Write out, character for character, the line containing "Convert this chart to structured JSON data." and all lines after it up to the end of the listing.

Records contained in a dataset
----------------

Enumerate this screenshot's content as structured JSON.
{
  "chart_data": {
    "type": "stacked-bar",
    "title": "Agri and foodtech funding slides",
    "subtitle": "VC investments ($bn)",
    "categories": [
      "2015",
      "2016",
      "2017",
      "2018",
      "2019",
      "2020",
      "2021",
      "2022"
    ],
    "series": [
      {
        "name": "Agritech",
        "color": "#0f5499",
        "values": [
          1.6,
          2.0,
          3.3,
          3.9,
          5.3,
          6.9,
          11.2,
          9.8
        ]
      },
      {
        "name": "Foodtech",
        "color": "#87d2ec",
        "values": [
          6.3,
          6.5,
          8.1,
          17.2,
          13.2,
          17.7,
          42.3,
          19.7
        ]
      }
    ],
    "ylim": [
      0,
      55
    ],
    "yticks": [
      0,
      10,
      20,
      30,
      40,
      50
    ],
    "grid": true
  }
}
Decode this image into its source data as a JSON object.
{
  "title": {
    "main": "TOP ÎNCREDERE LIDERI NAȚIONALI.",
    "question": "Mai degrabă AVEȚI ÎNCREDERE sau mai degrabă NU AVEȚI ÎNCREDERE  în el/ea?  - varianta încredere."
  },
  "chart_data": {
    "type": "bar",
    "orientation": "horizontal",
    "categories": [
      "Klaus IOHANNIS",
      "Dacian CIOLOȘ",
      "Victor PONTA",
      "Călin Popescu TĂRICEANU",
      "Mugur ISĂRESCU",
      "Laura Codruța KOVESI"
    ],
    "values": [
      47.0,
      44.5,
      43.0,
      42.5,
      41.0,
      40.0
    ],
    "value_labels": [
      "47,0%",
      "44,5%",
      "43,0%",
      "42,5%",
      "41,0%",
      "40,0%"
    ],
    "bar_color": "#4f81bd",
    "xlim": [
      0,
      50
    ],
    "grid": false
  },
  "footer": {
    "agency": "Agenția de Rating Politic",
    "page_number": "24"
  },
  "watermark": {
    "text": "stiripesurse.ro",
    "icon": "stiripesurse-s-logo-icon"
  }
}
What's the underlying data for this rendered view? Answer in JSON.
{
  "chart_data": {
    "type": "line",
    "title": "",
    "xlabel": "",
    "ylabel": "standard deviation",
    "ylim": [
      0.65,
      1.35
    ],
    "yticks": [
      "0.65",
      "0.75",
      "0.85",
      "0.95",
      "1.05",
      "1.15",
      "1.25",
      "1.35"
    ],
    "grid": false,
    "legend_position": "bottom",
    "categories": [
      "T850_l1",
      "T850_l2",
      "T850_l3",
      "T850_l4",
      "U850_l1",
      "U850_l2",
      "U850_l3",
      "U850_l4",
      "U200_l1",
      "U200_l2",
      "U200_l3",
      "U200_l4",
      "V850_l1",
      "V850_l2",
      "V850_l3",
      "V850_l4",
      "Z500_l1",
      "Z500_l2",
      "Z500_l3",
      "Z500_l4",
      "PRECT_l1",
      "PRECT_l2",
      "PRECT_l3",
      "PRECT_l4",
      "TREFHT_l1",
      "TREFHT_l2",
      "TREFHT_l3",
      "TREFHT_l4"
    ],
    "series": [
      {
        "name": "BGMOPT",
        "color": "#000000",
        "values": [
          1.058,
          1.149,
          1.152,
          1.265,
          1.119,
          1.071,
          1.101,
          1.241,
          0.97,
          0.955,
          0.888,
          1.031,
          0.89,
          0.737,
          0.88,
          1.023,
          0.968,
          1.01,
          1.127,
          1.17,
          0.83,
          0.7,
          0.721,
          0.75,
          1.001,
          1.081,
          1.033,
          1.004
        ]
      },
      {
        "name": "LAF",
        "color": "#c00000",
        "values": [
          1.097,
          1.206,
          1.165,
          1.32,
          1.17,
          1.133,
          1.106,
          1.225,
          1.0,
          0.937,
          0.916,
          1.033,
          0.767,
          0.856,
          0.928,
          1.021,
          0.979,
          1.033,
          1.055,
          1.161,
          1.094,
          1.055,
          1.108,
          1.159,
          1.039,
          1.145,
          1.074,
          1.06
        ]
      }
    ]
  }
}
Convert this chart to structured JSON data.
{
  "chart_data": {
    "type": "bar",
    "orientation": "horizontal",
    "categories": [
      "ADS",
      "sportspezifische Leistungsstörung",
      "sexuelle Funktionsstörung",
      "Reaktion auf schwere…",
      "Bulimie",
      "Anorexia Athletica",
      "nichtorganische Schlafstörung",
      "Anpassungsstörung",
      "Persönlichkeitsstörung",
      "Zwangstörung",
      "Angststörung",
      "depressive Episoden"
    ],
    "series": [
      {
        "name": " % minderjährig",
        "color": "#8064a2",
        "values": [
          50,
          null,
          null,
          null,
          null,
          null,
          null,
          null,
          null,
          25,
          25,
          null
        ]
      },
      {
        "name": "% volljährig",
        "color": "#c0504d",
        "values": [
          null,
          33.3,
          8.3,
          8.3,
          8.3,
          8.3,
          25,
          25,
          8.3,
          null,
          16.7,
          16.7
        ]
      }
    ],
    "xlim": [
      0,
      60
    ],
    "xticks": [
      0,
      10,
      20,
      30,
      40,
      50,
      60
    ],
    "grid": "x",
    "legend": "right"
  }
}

----------------

◆ EXERCISE RESULT:
Convert this chart to structured JSON data.
{
  "chart_data": {
    "type": "bar",
    "orientation": "horizontal",
    "categories": [
      "ADS",
      "sportspezifische Leistungsstörung",
      "sexuelle Funktionsstörung",
      "Reaktion auf schwere…",
      "Bulimie",
      "Anorexia Athletica",
      "nichtorganische Schlafstörung",
      "Anpassungsstörung",
      "Persönlichkeitsstörung",
      "Zwangstörung",
      "Angststörung",
      "depressive Episoden"
    ],
    "series": [
      {
        "name": " % minderjährig",
        "color": "#8064a2",
        "values": [
          50,
          null,
          null,
          null,
          null,
          null,
          null,
          null,
          null,
          25,
          25,
          null
        ]
      },
      {
        "name": "% volljährig",
        "color": "#c0504d",
        "values": [
          null,
          33.3,
          8.3,
          8.3,
          8.3,
          8.3,
          25,
          25,
          8.3,
          null,
          16.7,
          16.7
        ]
      }
    ],
    "xlim": [
      0,
      60
    ],
    "xticks": [
      0,
      10,
      20,
      30,
      40,
      50,
      60
    ],
    "grid": "x",
    "legend": "right"
  }
}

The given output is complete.